%%
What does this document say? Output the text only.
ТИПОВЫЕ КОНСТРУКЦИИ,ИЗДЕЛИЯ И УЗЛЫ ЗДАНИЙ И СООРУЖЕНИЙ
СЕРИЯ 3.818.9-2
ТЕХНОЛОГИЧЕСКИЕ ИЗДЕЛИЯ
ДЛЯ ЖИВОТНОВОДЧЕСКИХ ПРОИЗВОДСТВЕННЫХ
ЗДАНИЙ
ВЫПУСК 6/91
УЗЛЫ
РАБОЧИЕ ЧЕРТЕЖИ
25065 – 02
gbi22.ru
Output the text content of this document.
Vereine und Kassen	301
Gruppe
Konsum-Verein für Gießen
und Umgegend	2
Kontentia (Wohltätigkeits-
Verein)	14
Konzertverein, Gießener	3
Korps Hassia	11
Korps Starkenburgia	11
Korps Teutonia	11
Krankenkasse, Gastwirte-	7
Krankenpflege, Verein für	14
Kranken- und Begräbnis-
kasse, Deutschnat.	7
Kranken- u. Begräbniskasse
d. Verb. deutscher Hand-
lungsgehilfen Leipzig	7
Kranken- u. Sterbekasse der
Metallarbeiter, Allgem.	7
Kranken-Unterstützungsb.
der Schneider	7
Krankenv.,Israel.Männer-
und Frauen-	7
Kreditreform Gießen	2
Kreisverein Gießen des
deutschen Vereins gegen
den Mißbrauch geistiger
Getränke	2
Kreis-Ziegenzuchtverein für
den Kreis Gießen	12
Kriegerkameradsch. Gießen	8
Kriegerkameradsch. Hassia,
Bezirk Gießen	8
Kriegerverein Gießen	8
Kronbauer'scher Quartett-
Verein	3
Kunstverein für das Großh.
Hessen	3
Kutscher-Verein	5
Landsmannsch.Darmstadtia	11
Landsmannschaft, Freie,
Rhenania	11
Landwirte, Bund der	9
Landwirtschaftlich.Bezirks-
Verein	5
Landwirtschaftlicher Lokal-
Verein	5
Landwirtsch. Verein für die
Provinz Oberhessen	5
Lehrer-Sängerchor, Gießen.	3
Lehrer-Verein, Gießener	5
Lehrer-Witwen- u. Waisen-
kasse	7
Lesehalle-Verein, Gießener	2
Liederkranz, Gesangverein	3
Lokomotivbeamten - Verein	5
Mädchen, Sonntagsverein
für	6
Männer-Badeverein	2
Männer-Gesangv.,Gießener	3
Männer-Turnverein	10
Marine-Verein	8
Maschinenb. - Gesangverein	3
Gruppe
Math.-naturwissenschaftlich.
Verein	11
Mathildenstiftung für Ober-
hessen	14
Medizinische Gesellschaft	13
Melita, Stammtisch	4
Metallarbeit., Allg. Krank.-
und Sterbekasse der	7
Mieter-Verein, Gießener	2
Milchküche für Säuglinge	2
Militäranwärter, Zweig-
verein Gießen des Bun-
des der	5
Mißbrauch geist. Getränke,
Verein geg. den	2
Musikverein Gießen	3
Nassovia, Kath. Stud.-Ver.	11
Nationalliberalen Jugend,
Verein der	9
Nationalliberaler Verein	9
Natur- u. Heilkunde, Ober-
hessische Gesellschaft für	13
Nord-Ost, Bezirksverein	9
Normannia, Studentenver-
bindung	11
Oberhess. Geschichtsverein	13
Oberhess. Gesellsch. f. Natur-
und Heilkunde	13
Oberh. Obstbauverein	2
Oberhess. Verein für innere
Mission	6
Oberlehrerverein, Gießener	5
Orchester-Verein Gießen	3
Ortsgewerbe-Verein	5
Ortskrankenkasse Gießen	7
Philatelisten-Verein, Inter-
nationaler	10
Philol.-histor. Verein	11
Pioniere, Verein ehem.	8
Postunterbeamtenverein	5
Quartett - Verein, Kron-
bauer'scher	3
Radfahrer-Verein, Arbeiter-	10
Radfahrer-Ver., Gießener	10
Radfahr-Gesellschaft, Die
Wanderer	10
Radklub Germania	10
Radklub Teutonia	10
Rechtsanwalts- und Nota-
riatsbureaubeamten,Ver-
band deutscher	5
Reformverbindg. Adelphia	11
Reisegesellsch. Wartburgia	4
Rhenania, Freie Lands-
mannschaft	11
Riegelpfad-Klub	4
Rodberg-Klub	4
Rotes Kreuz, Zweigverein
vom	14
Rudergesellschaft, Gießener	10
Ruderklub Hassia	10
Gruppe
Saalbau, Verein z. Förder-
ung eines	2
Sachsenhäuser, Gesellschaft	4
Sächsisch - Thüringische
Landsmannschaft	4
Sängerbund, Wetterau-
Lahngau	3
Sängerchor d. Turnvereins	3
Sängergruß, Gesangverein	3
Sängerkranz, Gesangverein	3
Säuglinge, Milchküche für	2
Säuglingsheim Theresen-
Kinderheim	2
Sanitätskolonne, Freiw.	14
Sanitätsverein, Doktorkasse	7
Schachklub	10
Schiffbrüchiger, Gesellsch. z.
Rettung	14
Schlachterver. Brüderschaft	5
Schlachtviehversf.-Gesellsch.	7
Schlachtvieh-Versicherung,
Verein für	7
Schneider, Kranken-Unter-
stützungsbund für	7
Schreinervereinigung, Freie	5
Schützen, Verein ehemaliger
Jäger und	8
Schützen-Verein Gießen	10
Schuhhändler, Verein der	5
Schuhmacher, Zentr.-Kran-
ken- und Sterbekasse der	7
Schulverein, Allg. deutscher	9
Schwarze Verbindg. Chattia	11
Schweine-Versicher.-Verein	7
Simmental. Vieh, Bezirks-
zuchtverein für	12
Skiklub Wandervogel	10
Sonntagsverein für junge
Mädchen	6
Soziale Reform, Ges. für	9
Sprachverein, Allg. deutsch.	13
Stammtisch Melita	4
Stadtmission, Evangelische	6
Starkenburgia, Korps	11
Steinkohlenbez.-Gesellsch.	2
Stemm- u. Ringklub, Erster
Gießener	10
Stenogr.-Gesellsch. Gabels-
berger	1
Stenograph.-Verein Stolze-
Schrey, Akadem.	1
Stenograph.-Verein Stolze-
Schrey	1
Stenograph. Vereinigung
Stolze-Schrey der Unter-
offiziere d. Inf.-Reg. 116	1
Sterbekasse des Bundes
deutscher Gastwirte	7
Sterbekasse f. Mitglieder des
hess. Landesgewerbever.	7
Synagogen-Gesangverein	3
%%
▶ [Work to be completed]:
Check each line above for "ИЗДЕЛИЯ" and return the ones that have it.

▶ [Full answer]:
ТИПОВЫЕ КОНСТРУКЦИИ,ИЗДЕЛИЯ И УЗЛЫ ЗДАНИЙ И СООРУЖЕНИЙ
ТЕХНОЛОГИЧЕСКИЕ ИЗДЕЛИЯ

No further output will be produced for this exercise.